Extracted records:
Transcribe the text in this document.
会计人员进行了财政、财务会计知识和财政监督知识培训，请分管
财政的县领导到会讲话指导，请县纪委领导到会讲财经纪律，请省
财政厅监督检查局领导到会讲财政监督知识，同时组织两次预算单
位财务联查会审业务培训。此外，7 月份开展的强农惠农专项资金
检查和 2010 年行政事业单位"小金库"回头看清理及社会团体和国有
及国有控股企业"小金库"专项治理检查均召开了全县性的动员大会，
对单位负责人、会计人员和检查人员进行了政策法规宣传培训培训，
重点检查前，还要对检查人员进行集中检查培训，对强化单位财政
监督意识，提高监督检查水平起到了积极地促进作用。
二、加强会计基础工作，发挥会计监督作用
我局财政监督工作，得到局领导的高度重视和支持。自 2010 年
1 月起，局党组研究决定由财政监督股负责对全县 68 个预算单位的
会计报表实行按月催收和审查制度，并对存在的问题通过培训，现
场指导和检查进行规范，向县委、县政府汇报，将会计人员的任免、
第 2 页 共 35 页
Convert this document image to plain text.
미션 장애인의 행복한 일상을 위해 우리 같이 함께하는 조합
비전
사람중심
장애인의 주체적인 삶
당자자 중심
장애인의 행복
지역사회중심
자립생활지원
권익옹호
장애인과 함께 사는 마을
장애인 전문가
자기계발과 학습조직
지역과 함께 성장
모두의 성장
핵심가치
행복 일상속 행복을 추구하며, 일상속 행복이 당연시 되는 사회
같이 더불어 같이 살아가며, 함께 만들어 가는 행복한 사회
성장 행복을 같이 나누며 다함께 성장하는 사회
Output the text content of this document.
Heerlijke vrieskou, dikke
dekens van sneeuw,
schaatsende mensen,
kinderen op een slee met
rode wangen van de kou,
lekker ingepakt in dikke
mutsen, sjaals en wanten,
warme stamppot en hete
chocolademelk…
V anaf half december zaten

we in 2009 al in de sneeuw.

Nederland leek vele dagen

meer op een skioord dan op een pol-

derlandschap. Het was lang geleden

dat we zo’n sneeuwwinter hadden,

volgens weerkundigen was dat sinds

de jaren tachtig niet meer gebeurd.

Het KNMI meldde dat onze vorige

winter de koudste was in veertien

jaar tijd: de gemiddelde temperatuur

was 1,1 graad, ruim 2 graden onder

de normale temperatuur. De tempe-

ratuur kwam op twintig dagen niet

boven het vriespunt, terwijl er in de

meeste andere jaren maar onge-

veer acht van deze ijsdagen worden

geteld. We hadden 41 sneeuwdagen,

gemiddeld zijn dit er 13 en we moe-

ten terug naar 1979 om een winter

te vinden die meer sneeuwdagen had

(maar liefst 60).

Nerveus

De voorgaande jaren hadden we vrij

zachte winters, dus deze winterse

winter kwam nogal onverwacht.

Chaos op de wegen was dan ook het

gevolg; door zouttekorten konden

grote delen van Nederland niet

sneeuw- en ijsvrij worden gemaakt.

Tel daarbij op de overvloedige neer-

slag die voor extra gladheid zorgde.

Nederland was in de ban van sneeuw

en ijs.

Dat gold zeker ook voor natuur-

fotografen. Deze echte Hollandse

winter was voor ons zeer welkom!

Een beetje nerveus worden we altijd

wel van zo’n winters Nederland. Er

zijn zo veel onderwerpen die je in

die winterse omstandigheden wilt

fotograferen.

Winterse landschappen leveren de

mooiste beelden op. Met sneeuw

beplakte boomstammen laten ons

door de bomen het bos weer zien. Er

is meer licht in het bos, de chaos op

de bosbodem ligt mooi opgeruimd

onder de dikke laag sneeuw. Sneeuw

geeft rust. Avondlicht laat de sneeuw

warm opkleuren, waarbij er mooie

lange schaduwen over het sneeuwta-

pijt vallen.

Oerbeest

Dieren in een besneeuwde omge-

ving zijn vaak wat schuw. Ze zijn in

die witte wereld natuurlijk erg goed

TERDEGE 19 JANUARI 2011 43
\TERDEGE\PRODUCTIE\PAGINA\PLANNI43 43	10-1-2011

The task: Your task is to repeat each line of the material exactly.

The answer:
Transcribe the text in this document.
会计人员进行了财政、财务会计知识和财政监督知识培训，请分管
财政的县领导到会讲话指导，请县纪委领导到会讲财经纪律，请省
财政厅监督检查局领导到会讲财政监督知识，同时组织两次预算单
位财务联查会审业务培训。此外，7 月份开展的强农惠农专项资金
检查和 2010 年行政事业单位"小金库"回头看清理及社会团体和国有
及国有控股企业"小金库"专项治理检查均召开了全县性的动员大会，
对单位负责人、会计人员和检查人员进行了政策法规宣传培训培训，
重点检查前，还要对检查人员进行集中检查培训，对强化单位财政
监督意识，提高监督检查水平起到了积极地促进作用。
二、加强会计基础工作，发挥会计监督作用
我局财政监督工作，得到局领导的高度重视和支持。自 2010 年
1 月起，局党组研究决定由财政监督股负责对全县 68 个预算单位的
会计报表实行按月催收和审查制度，并对存在的问题通过培训，现
场指导和检查进行规范，向县委、县政府汇报，将会计人员的任免、
第 2 页 共 35 页
Convert this document image to plain text.
미션 장애인의 행복한 일상을 위해 우리 같이 함께하는 조합
비전
사람중심
장애인의 주체적인 삶
당자자 중심
장애인의 행복
지역사회중심
자립생활지원
권익옹호
장애인과 함께 사는 마을
장애인 전문가
자기계발과 학습조직
지역과 함께 성장
모두의 성장
핵심가치
행복 일상속 행복을 추구하며, 일상속 행복이 당연시 되는 사회
같이 더불어 같이 살아가며, 함께 만들어 가는 행복한 사회
성장 행복을 같이 나누며 다함께 성장하는 사회
Output the text content of this document.
Heerlijke vrieskou, dikke
dekens van sneeuw,
schaatsende mensen,
kinderen op een slee met
rode wangen van de kou,
lekker ingepakt in dikke
mutsen, sjaals en wanten,
warme stamppot en hete
chocolademelk…
V anaf half december zaten

we in 2009 al in de sneeuw.

Nederland leek vele dagen

meer op een skioord dan op een pol-

derlandschap. Het was lang geleden

dat we zo’n sneeuwwinter hadden,

volgens weerkundigen was dat sinds

de jaren tachtig niet meer gebeurd.

Het KNMI meldde dat onze vorige

winter de koudste was in veertien

jaar tijd: de gemiddelde temperatuur

was 1,1 graad, ruim 2 graden onder

de normale temperatuur. De tempe-

ratuur kwam op twintig dagen niet

boven het vriespunt, terwijl er in de

meeste andere jaren maar onge-

veer acht van deze ijsdagen worden

geteld. We hadden 41 sneeuwdagen,

gemiddeld zijn dit er 13 en we moe-

ten terug naar 1979 om een winter

te vinden die meer sneeuwdagen had

(maar liefst 60).

Nerveus

De voorgaande jaren hadden we vrij

zachte winters, dus deze winterse

winter kwam nogal onverwacht.

Chaos op de wegen was dan ook het

gevolg; door zouttekorten konden

grote delen van Nederland niet

sneeuw- en ijsvrij worden gemaakt.

Tel daarbij op de overvloedige neer-

slag die voor extra gladheid zorgde.

Nederland was in de ban van sneeuw

en ijs.

Dat gold zeker ook voor natuur-

fotografen. Deze echte Hollandse

winter was voor ons zeer welkom!

Een beetje nerveus worden we altijd

wel van zo’n winters Nederland. Er

zijn zo veel onderwerpen die je in

die winterse omstandigheden wilt

fotograferen.

Winterse landschappen leveren de

mooiste beelden op. Met sneeuw

beplakte boomstammen laten ons

door de bomen het bos weer zien. Er

is meer licht in het bos, de chaos op

de bosbodem ligt mooi opgeruimd

onder de dikke laag sneeuw. Sneeuw

geeft rust. Avondlicht laat de sneeuw

warm opkleuren, waarbij er mooie

lange schaduwen over het sneeuwta-

pijt vallen.

Oerbeest

Dieren in een besneeuwde omge-

ving zijn vaak wat schuw. Ze zijn in

die witte wereld natuurlijk erg goed

TERDEGE 19 JANUARI 2011 43
\TERDEGE\PRODUCTIE\PAGINA\PLANNI43 43	10-1-2011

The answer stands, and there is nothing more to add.